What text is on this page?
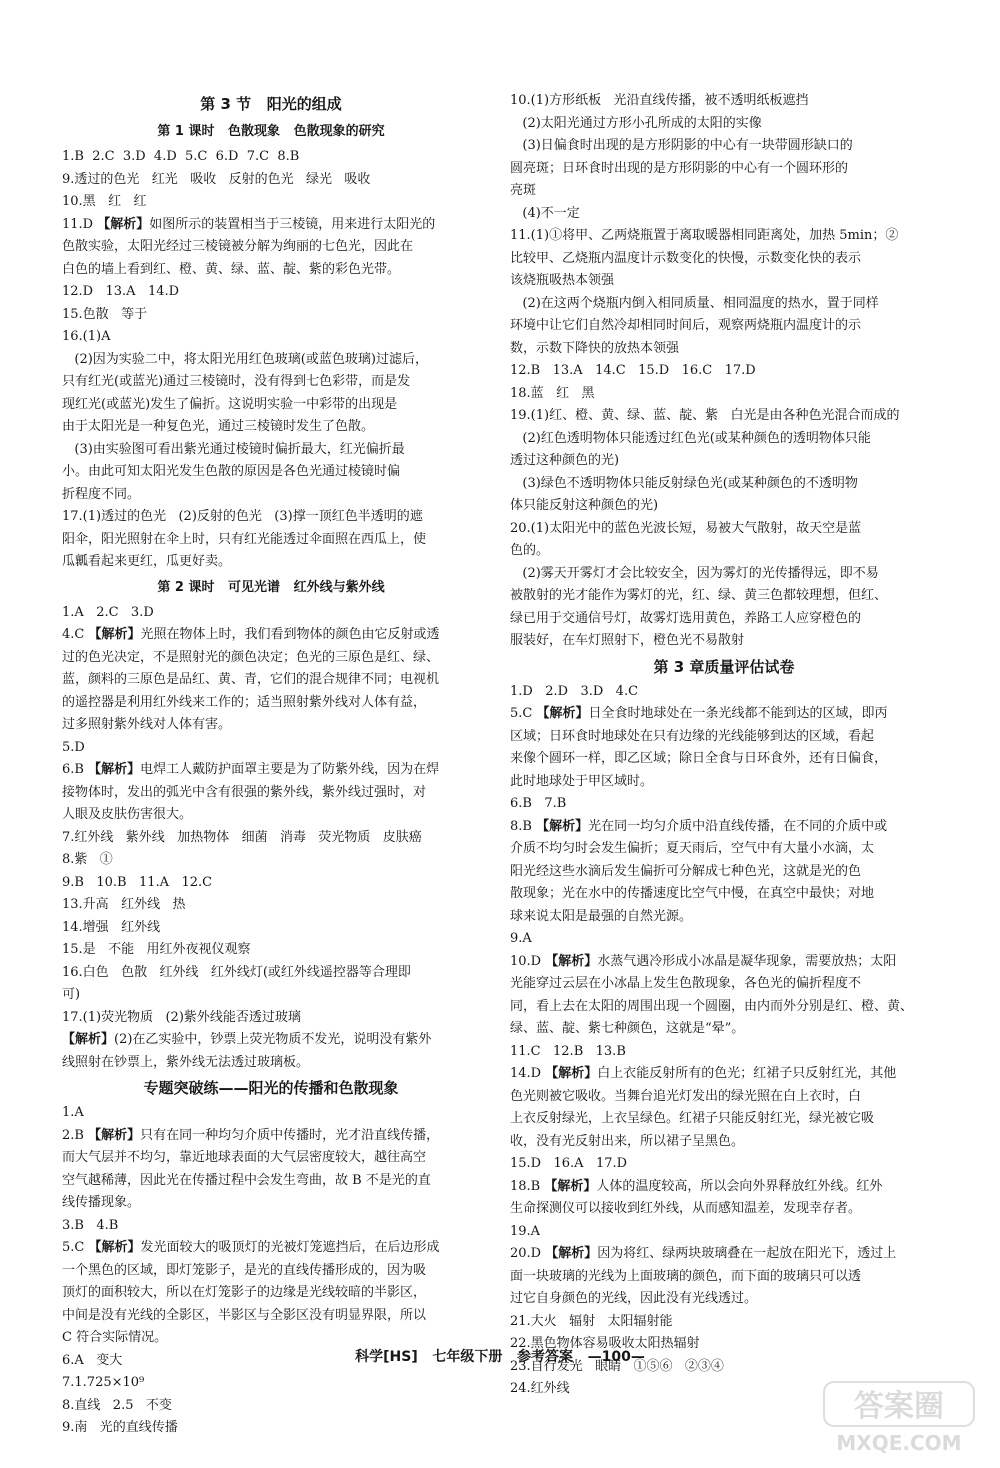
第 3 节   阳光的组成
第 1 课时   色散现象   色散现象的研究
1.B  2.C  3.D  4.D  5.C  6.D  7.C  8.B
9.透过的色光   红光   吸收   反射的色光   绿光   吸收
10.黑   红   红
11.D 【解析】如图所示的装置相当于三棱镜，用来进行太阳光的
色散实验，太阳光经过三棱镜被分解为绚丽的七色光，因此在
白色的墙上看到红、橙、黄、绿、蓝、靛、紫的彩色光带。
12.D   13.A   14.D
15.色散   等于
16.(1)A
(2)因为实验二中，将太阳光用红色玻璃(或蓝色玻璃)过滤后，
只有红光(或蓝光)通过三棱镜时，没有得到七色彩带，而是发
现红光(或蓝光)发生了偏折。这说明实验一中彩带的出现是
由于太阳光是一种复色光，通过三棱镜时发生了色散。
(3)由实验图可看出紫光通过棱镜时偏折最大，红光偏折最
小。由此可知太阳光发生色散的原因是各色光通过棱镜时偏
折程度不同。
17.(1)透过的色光   (2)反射的色光   (3)撑一顶红色半透明的遮
阳伞，阳光照射在伞上时，只有红光能透过伞面照在西瓜上，使
瓜瓤看起来更红，瓜更好卖。
第 2 课时   可见光谱   红外线与紫外线
1.A   2.C   3.D
4.C 【解析】光照在物体上时，我们看到物体的颜色由它反射或透
过的色光决定，不是照射光的颜色决定；色光的三原色是红、绿、
蓝，颜料的三原色是品红、黄、青，它们的混合规律不同；电视机
的遥控器是利用红外线来工作的；适当照射紫外线对人体有益，
过多照射紫外线对人体有害。
5.D
6.B 【解析】电焊工人戴防护面罩主要是为了防紫外线，因为在焊
接物体时，发出的弧光中含有很强的紫外线，紫外线过强时，对
人眼及皮肤伤害很大。
7.红外线   紫外线   加热物体   细菌   消毒   荧光物质   皮肤癌
8.紫   ①
9.B   10.B   11.A   12.C
13.升高   红外线   热
14.增强   红外线
15.是   不能   用红外夜视仪观察
16.白色   色散   红外线   红外线灯(或红外线遥控器等合理即
可)
17.(1)荧光物质   (2)紫外线能否透过玻璃
【解析】(2)在乙实验中，钞票上荧光物质不发光，说明没有紫外
线照射在钞票上，紫外线无法透过玻璃板。
专题突破练——阳光的传播和色散现象
1.A
2.B 【解析】只有在同一种均匀介质中传播时，光才沿直线传播，
而大气层并不均匀，靠近地球表面的大气层密度较大，越往高空
空气越稀薄，因此光在传播过程中会发生弯曲，故 B 不是光的直
线传播现象。
3.B   4.B
5.C 【解析】发光面较大的吸顶灯的光被灯笼遮挡后，在后边形成
一个黑色的区域，即灯笼影子，是光的直线传播形成的，因为吸
顶灯的面积较大，所以在灯笼影子的边缘是光线较暗的半影区，
中间是没有光线的全影区，半影区与全影区没有明显界限，所以
C 符合实际情况。
6.A   变大
7.1.725×10⁹
8.直线   2.5   不变
9.南   光的直线传播
10.(1)方形纸板   光沿直线传播，被不透明纸板遮挡
(2)太阳光通过方形小孔所成的太阳的实像
(3)日偏食时出现的是方形阴影的中心有一块带圆形缺口的
圆亮斑；日环食时出现的是方形阴影的中心有一个圆环形的
亮斑
(4)不一定
11.(1)①将甲、乙两烧瓶置于离取暖器相同距离处，加热 5min；②
比较甲、乙烧瓶内温度计示数变化的快慢，示数变化快的表示
该烧瓶吸热本领强
(2)在这两个烧瓶内倒入相同质量、相同温度的热水，置于同样
环境中让它们自然冷却相同时间后，观察两烧瓶内温度计的示
数，示数下降快的放热本领强
12.B   13.A   14.C   15.D   16.C   17.D
18.蓝   红   黑
19.(1)红、橙、黄、绿、蓝、靛、紫   白光是由各种色光混合而成的
(2)红色透明物体只能透过红色光(或某种颜色的透明物体只能
透过这种颜色的光)
(3)绿色不透明物体只能反射绿色光(或某种颜色的不透明物
体只能反射这种颜色的光)
20.(1)太阳光中的蓝色光波长短，易被大气散射，故天空是蓝
色的。
(2)雾天开雾灯才会比较安全，因为雾灯的光传播得远，即不易
被散射的光才能作为雾灯的光，红、绿、黄三色都较理想，但红、
绿已用于交通信号灯，故雾灯选用黄色，养路工人应穿橙色的
服装好，在车灯照射下，橙色光不易散射
第 3 章质量评估试卷
1.D   2.D   3.D   4.C
5.C 【解析】日全食时地球处在一条光线都不能到达的区域，即丙
区域；日环食时地球处在只有边缘的光线能够到达的区域，看起
来像个圆环一样，即乙区域；除日全食与日环食外，还有日偏食，
此时地球处于甲区域时。
6.B   7.B
8.B 【解析】光在同一均匀介质中沿直线传播，在不同的介质中或
介质不均匀时会发生偏折；夏天雨后，空气中有大量小水滴，太
阳光经这些水滴后发生偏折可分解成七种色光，这就是光的色
散现象；光在水中的传播速度比空气中慢，在真空中最快；对地
球来说太阳是最强的自然光源。
9.A
10.D 【解析】水蒸气遇冷形成小冰晶是凝华现象，需要放热；太阳
光能穿过云层在小冰晶上发生色散现象，各色光的偏折程度不
同，看上去在太阳的周围出现一个圆圈，由内而外分别是红、橙、黄、
绿、蓝、靛、紫七种颜色，这就是“晕”。
11.C   12.B   13.B
14.D 【解析】白上衣能反射所有的色光；红裙子只反射红光，其他
色光则被它吸收。当舞台追光灯发出的绿光照在白上衣时，白
上衣反射绿光，上衣呈绿色。红裙子只能反射红光，绿光被它吸
收，没有光反射出来，所以裙子呈黑色。
15.D   16.A   17.D
18.B 【解析】人体的温度较高，所以会向外界释放红外线。红外
生命探测仪可以接收到红外线，从而感知温差，发现幸存者。
19.A
20.D 【解析】因为将红、绿两块玻璃叠在一起放在阳光下，透过上
面一块玻璃的光线为上面玻璃的颜色，而下面的玻璃只可以透
过它自身颜色的光线，因此没有光线透过。
21.大火   辐射   太阳辐射能
22.黑色物体容易吸收太阳热辐射
23.自行发光   眼睛   ①⑤⑥   ②③④
24.红外线
科学[HS]   七年级下册   参考答案   —100—
答案圈
MXQE.COM
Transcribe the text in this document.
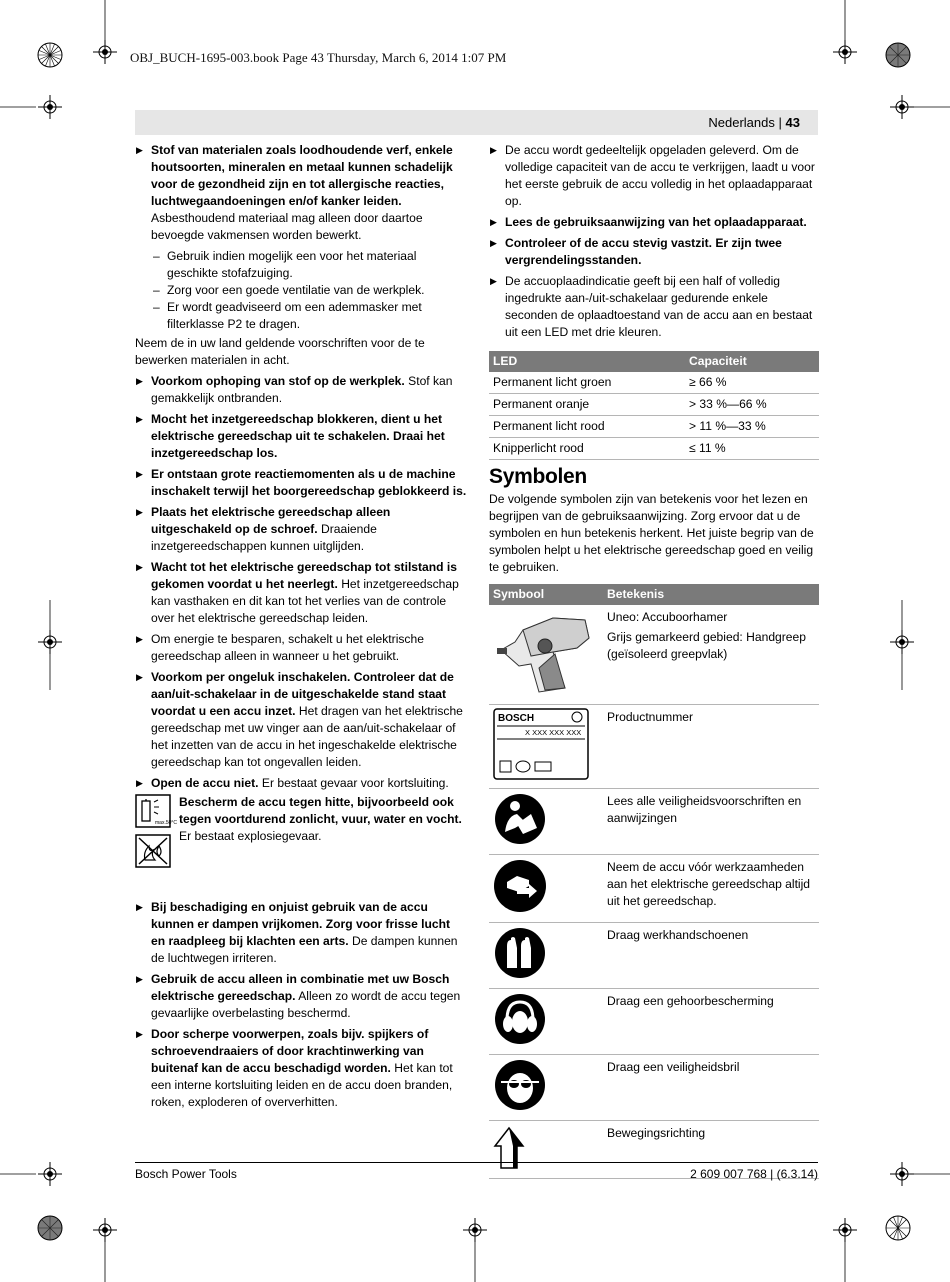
OBJ_BUCH-1695-003.book Page 43 Thursday, March 6, 2014 1:07 PM
Nederlands | 43
▶ Stof van materialen zoals loodhoudende verf, enkele houtsoorten, mineralen en metaal kunnen schadelijk voor de gezondheid zijn en tot allergische reacties, luchtwegaandoeningen en/of kanker leiden. Asbesthoudend materiaal mag alleen door daartoe bevoegde vakmensen worden bewerkt.
– Gebruik indien mogelijk een voor het materiaal geschikte stofafzuiging.
– Zorg voor een goede ventilatie van de werkplek.
– Er wordt geadviseerd om een ademmasker met filterklasse P2 te dragen.
Neem de in uw land geldende voorschriften voor de te bewerken materialen in acht.
▶ Voorkom ophoping van stof op de werkplek. Stof kan gemakkelijk ontbranden.
▶ Mocht het inzetgereedschap blokkeren, dient u het elektrische gereedschap uit te schakelen. Draai het inzetgereedschap los.
▶ Er ontstaan grote reactiemomenten als u de machine inschakelt terwijl het boorgereedschap geblokkeerd is.
▶ Plaats het elektrische gereedschap alleen uitgeschakeld op de schroef. Draaiende inzetgereedschappen kunnen uitglijden.
▶ Wacht tot het elektrische gereedschap tot stilstand is gekomen voordat u het neerlegt. Het inzetgereedschap kan vasthaken en dit kan tot het verlies van de controle over het elektrische gereedschap leiden.
▶ Om energie te besparen, schakelt u het elektrische gereedschap alleen in wanneer u het gebruikt.
▶ Voorkom per ongeluk inschakelen. Controleer dat de aan/uit-schakelaar in de uitgeschakelde stand staat voordat u een accu inzet. Het dragen van het elektrische gereedschap met uw vinger aan de aan/uit-schakelaar of het inzetten van de accu in het ingeschakelde elektrische gereedschap kan tot ongevallen leiden.
▶ Open de accu niet. Er bestaat gevaar voor kortsluiting.
max.50°C

Bescherm de accu tegen hitte, bijvoorbeeld ook tegen voortdurend zonlicht, vuur, water en vocht. Er bestaat explosiegevaar.
▶ Bij beschadiging en onjuist gebruik van de accu kunnen er dampen vrijkomen. Zorg voor frisse lucht en raadpleeg bij klachten een arts. De dampen kunnen de luchtwegen irriteren.
▶ Gebruik de accu alleen in combinatie met uw Bosch elektrische gereedschap. Alleen zo wordt de accu tegen gevaarlijke overbelasting beschermd.
▶ Door scherpe voorwerpen, zoals bijv. spijkers of schroevendraaiers of door krachtinwerking van buitenaf kan de accu beschadigd worden. Het kan tot een interne kortsluiting leiden en de accu doen branden, roken, exploderen of oververhitten.
▶ De accu wordt gedeeltelijk opgeladen geleverd. Om de volledige capaciteit van de accu te verkrijgen, laadt u voor het eerste gebruik de accu volledig in het oplaadapparaat op.
▶ Lees de gebruiksaanwijzing van het oplaadapparaat.
▶ Controleer of de accu stevig vastzit. Er zijn twee vergrendelingsstanden.
▶ De accuoplaadindicatie geeft bij een half of volledig ingedrukte aan-/uit-schakelaar gedurende enkele seconden de oplaadtoestand van de accu aan en bestaat uit een LED met drie kleuren.
LED	Capaciteit
Permanent licht groen	≥ 66 %
Permanent oranje	> 33 %—66 %
Permanent licht rood	> 11 %—33 %
Knipperlicht rood	≤ 11 %
Symbolen
De volgende symbolen zijn van betekenis voor het lezen en begrijpen van de gebruiksaanwijzing. Zorg ervoor dat u de symbolen en hun betekenis herkent. Het juiste begrip van de symbolen helpt u het elektrische gereedschap goed en veilig te gebruiken.
Symbool	Betekenis

Uneo: Accuboorhamer
Grijs gemarkeerd gebied: Handgreep (geïsoleerd greepvlak)

BOSCH
X XXX XXX XXX	Productnummer

Lees alle veiligheidsvoorschriften en aanwijzingen

Neem de accu vóór werkzaamheden aan het elektrische gereedschap altijd uit het gereedschap.

Draag werkhandschoenen

Draag een gehoorbescherming

Draag een veiligheidsbril

Bewegingsrichting
Bosch Power Tools	2 609 007 768 | (6.3.14)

--*--

- _Aim_
List all lines in the material containing the string "dragen".

- _Correct answer_
– Er wordt geadviseerd om een ademmasker met filterklasse P2 te dragen.
▶ Voorkom per ongeluk inschakelen. Controleer dat de aan/uit-schakelaar in de uitgeschakelde stand staat voordat u een accu inzet. Het dragen van het elektrische gereedschap met uw vinger aan de aan/uit-schakelaar of het inzetten van de accu in het ingeschakelde elektrische gereedschap kan tot ongevallen leiden.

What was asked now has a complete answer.